PROMPT 1:
In the entries, copy out the lines from the line with "391, 648, 407]" up to and including the line with "163, 76, 179]", keeping every character as it is.

-- QUOTED PASSAGE start --

Makowsky: A look at football’s turnover

April 11, 2011, 1:45 a.m.

One of the little secrets obscured by a returning Heisman finalist and a presumptive preseason top-10 ranking is that the turnover within the Stanford football program has been tremendous. Half of last year’s starters will not return. It makes for an exciting if not uncertain off-season: Stanford has been stockpiling young talent, but many of those players lack significant (if any) game experience. The culmination of spring ball with Saturday’s “game” at Kezar allows a chance to evaluate the current state of the position battles.

Shall we?

Back-up Quarterback
Replacing: Alex Loukas
Candidates: Robbie Picazo and Josh Nunes

What was once a completely open competition has become a two-man race. Brett Nottingham still needs more conditioning, and Darren Daniel appears to have made a full transition to wide receiver. David Olson isn’t in the picture. Picazo and Nunes, both redshirt freshmen, have divergent tales: Picazo was a walk-on, while Nunes was a four-star recruit. Both head coach David Shaw and offensive coordinator Pep Hamilton give the edge to Nunes, but it’s close, and Picazo shined brightly in the final open practice and the spring game. The knock on Picazo has long been his arm strength, but he was rifling passes across the field on Saturday.

-- QUOTED PASSAGE end --

PROMPT 2:
Translate this sentence from the column on Stanford football's turnover into Spanish: "The knock on Picazo has long been his arm strength, but he was rifling passes across the field on Saturday."

-- MATERIAL TO PROCESS start --

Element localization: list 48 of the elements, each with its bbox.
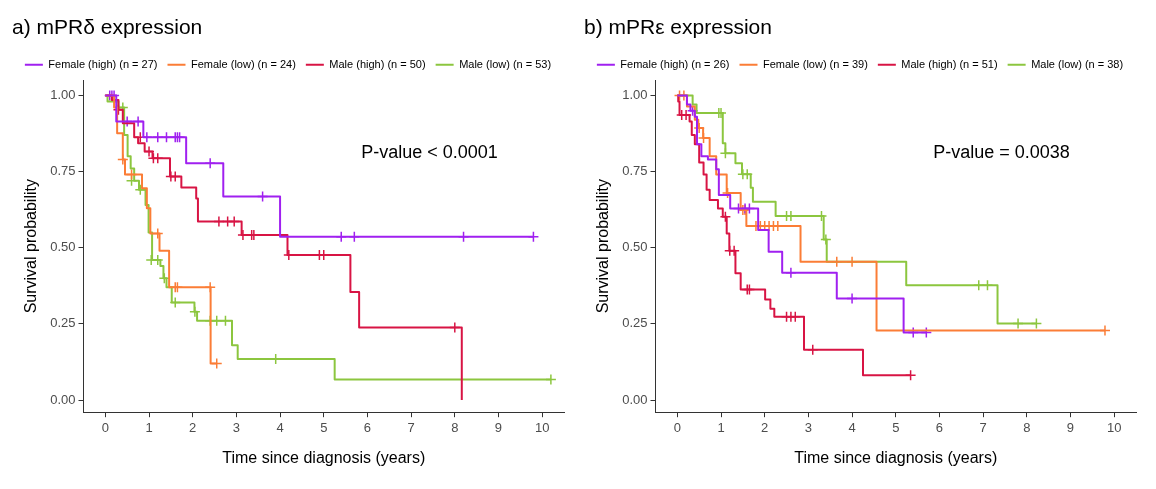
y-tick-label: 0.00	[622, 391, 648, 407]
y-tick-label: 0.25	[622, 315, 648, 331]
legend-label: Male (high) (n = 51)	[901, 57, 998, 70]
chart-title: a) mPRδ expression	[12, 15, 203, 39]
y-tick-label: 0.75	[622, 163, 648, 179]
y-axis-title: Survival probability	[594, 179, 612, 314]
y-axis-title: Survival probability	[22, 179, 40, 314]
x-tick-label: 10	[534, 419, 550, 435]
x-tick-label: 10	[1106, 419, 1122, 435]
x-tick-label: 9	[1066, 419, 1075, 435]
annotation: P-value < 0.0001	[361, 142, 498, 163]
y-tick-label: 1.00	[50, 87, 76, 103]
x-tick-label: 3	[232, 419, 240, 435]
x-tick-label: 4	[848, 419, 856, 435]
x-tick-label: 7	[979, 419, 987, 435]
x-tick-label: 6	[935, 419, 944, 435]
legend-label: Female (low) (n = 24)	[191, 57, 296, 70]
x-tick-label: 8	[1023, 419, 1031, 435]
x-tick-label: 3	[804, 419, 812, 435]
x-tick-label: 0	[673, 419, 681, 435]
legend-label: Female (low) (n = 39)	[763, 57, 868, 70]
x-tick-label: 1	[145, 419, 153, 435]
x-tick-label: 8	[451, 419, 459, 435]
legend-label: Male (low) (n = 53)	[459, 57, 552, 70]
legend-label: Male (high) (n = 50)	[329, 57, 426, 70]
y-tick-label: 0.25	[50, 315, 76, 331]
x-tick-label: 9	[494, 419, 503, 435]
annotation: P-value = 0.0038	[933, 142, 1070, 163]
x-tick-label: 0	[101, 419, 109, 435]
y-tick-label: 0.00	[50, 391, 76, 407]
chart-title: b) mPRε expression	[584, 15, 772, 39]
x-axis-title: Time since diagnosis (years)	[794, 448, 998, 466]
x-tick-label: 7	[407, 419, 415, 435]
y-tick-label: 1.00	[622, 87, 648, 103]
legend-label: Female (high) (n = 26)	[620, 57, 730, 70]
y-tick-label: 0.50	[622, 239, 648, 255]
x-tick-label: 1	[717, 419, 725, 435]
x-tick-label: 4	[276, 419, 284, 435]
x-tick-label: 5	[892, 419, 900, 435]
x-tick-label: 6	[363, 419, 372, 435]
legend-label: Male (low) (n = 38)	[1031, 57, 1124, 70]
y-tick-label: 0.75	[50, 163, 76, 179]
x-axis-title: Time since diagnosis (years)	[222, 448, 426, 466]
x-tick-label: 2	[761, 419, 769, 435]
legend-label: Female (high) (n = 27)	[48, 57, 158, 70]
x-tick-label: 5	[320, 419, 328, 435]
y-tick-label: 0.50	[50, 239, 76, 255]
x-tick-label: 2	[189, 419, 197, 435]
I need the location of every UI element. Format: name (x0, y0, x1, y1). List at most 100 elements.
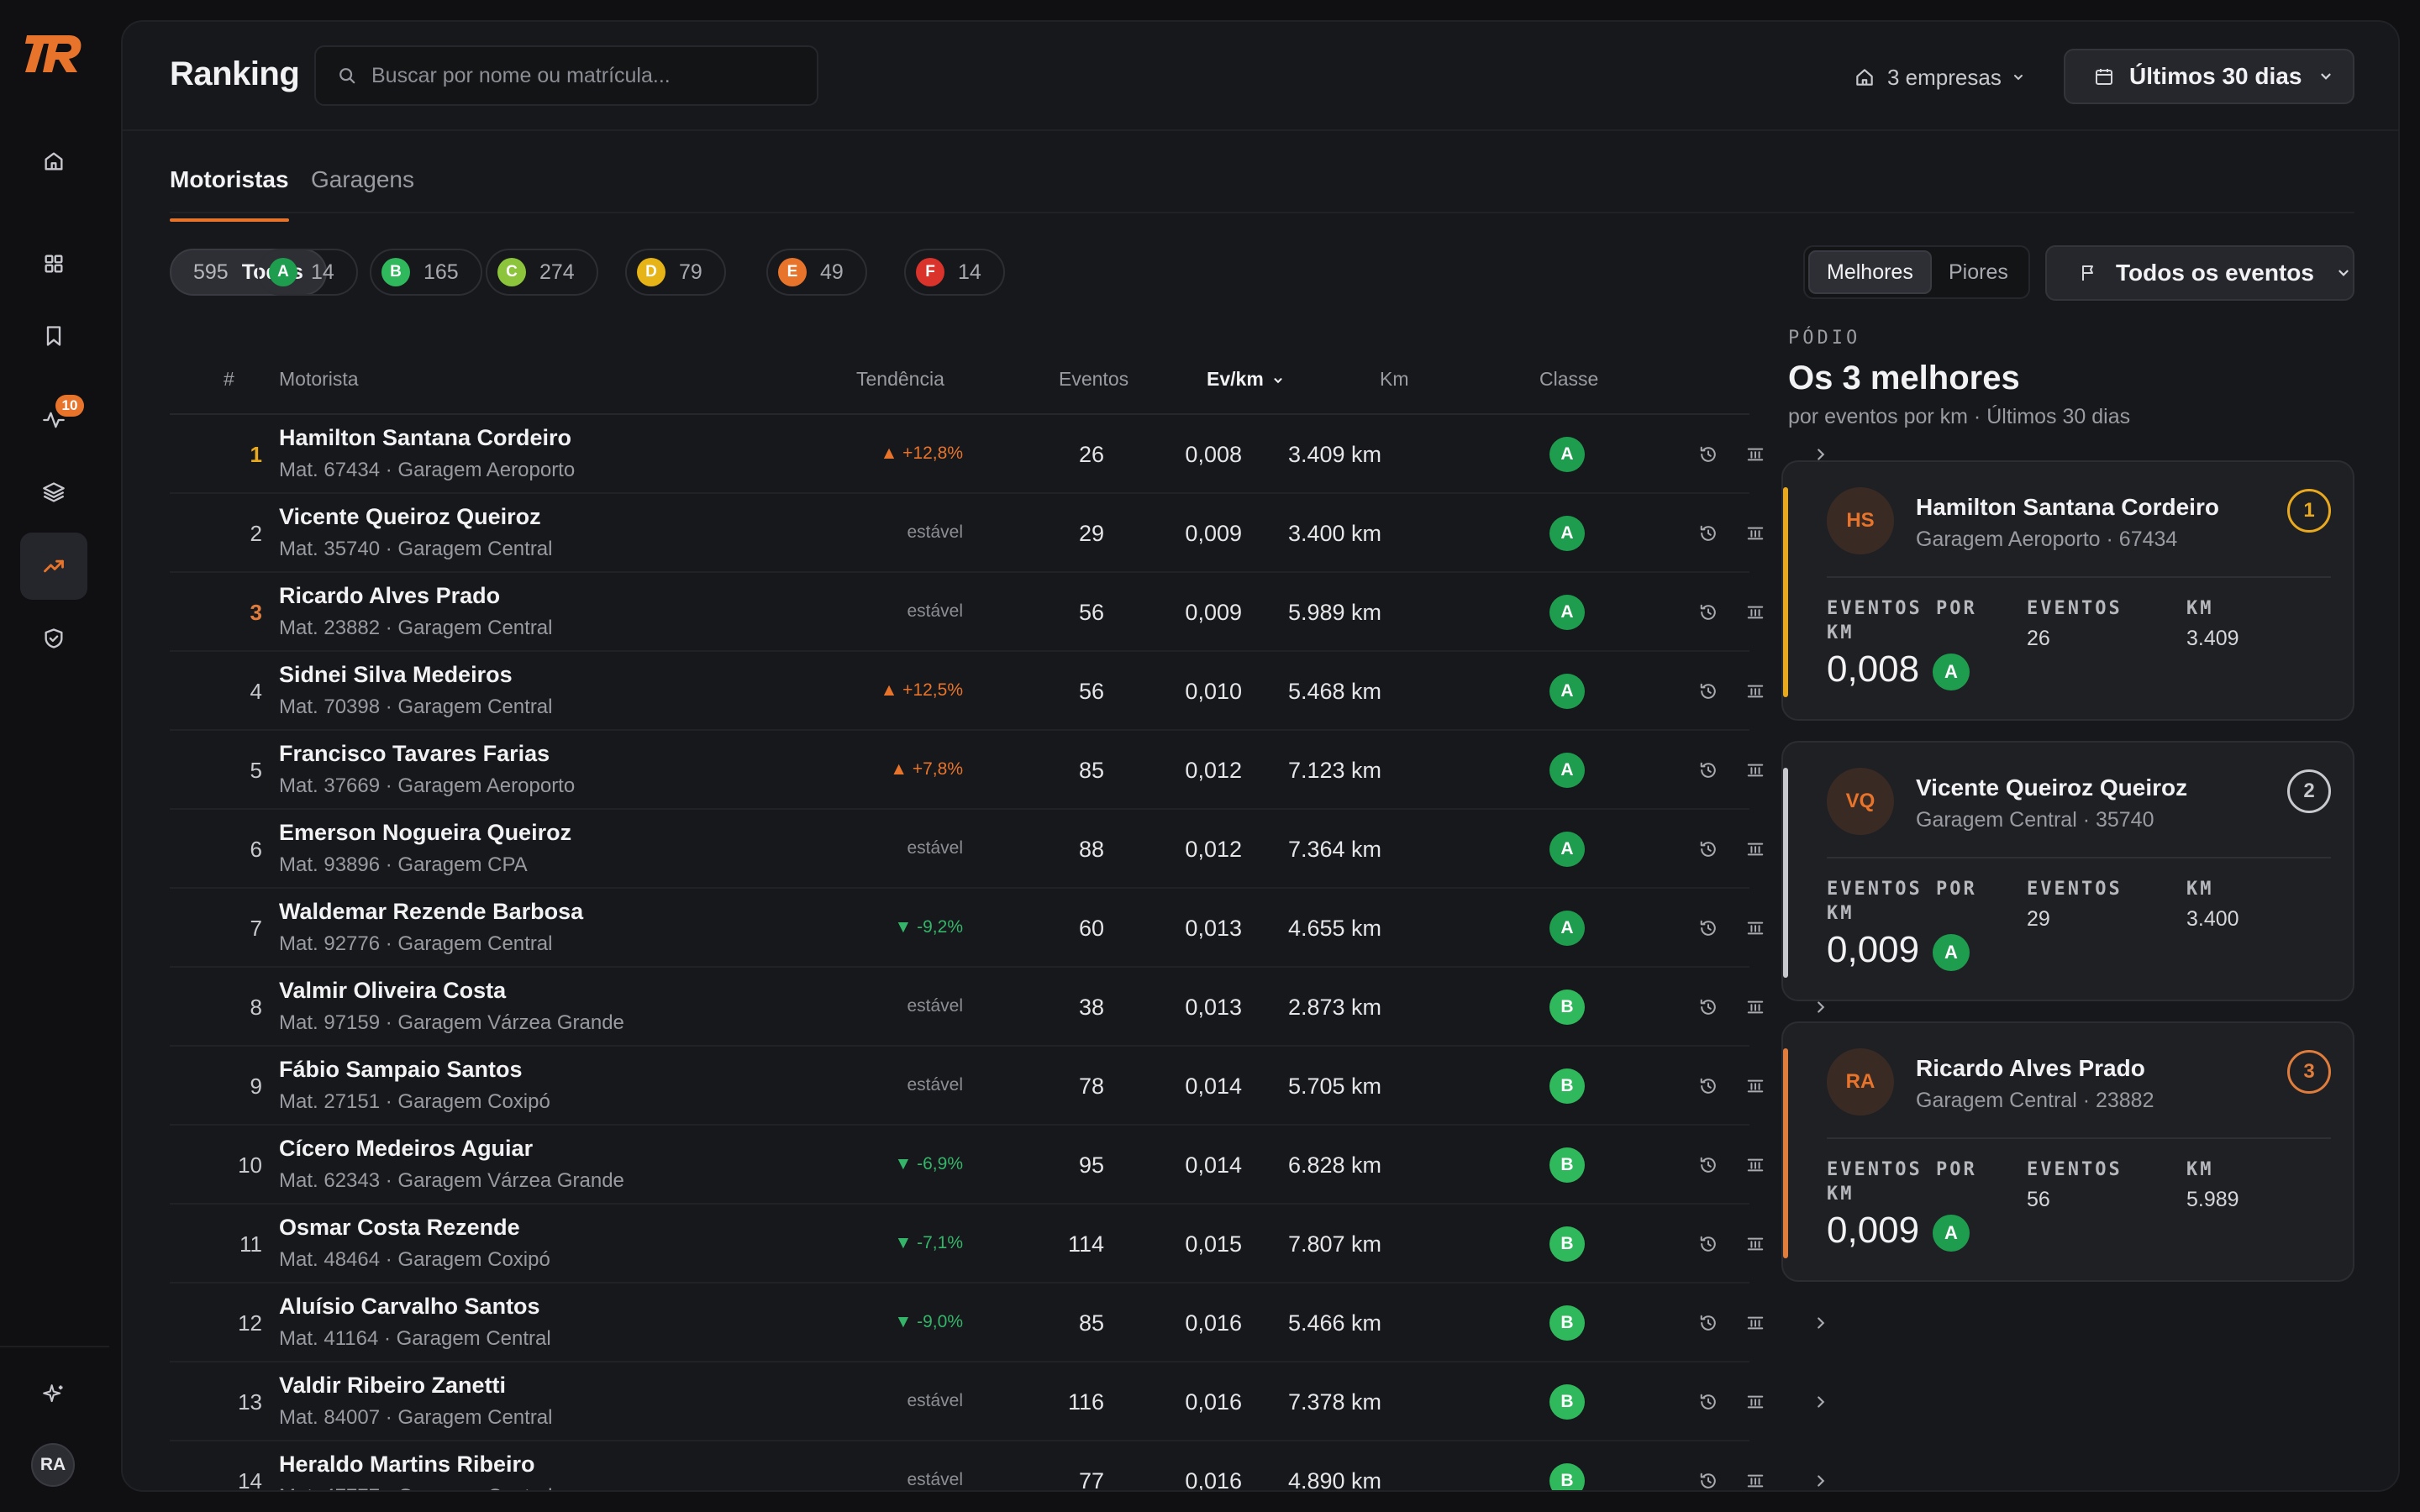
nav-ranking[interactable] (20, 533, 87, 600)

-- MATERIAL TO PROCESS end --

WRITTEN ANSWER 1:
y-tick-label: 0.00	[622, 391, 648, 407]
y-tick-label: 0.25	[622, 315, 648, 331]
legend-label: Male (high) (n = 51)	[901, 57, 998, 70]
chart-title: a) mPRδ expression	[12, 15, 203, 39]
y-tick-label: 0.75	[622, 163, 648, 179]
y-axis-title: Survival probability	[594, 179, 612, 314]
y-axis-title: Survival probability	[22, 179, 40, 314]
x-tick-label: 10	[534, 419, 550, 435]
x-tick-label: 10	[1106, 419, 1122, 435]
x-tick-label: 9	[1066, 419, 1075, 435]
annotation: P-value < 0.0001	[361, 142, 498, 163]
y-tick-label: 1.00	[50, 87, 76, 103]
x-tick-label: 3	[232, 419, 240, 435]
x-tick-label: 4	[848, 419, 856, 435]
x-tick-label: 7	[979, 419, 987, 435]
x-tick-label: 6	[935, 419, 944, 435]
legend-label: Female (low) (n = 24)	[191, 57, 296, 70]
x-tick-label: 8	[1023, 419, 1031, 435]
x-tick-label: 3	[804, 419, 812, 435]
x-tick-label: 0	[673, 419, 681, 435]
legend-label: Female (low) (n = 39)	[763, 57, 868, 70]
x-tick-label: 1	[145, 419, 153, 435]
x-tick-label: 8	[451, 419, 459, 435]
legend-label: Male (low) (n = 53)	[459, 57, 552, 70]
legend-label: Male (high) (n = 50)	[329, 57, 426, 70]
y-tick-label: 0.25	[50, 315, 76, 331]
x-tick-label: 9	[494, 419, 503, 435]
annotation: P-value = 0.0038	[933, 142, 1070, 163]
x-tick-label: 0	[101, 419, 109, 435]
y-tick-label: 0.00	[50, 391, 76, 407]
chart-title: b) mPRε expression	[584, 15, 772, 39]
x-axis-title: Time since diagnosis (years)	[794, 448, 998, 466]
x-tick-label: 7	[407, 419, 415, 435]
y-tick-label: 1.00	[622, 87, 648, 103]
legend-label: Female (high) (n = 26)	[620, 57, 730, 70]
y-tick-label: 0.50	[622, 239, 648, 255]
x-tick-label: 1	[717, 419, 725, 435]
x-tick-label: 4	[276, 419, 284, 435]
x-tick-label: 5	[892, 419, 900, 435]
x-tick-label: 6	[363, 419, 372, 435]
legend-label: Male (low) (n = 38)	[1031, 57, 1124, 70]
y-tick-label: 0.75	[50, 163, 76, 179]

WRITTEN ANSWER 2:
La principal crítica a Picazo ha sido durante mucho tiempo la fuerza de su brazo, pero el sábado lanzaba pases potentes de un lado a otro del campo.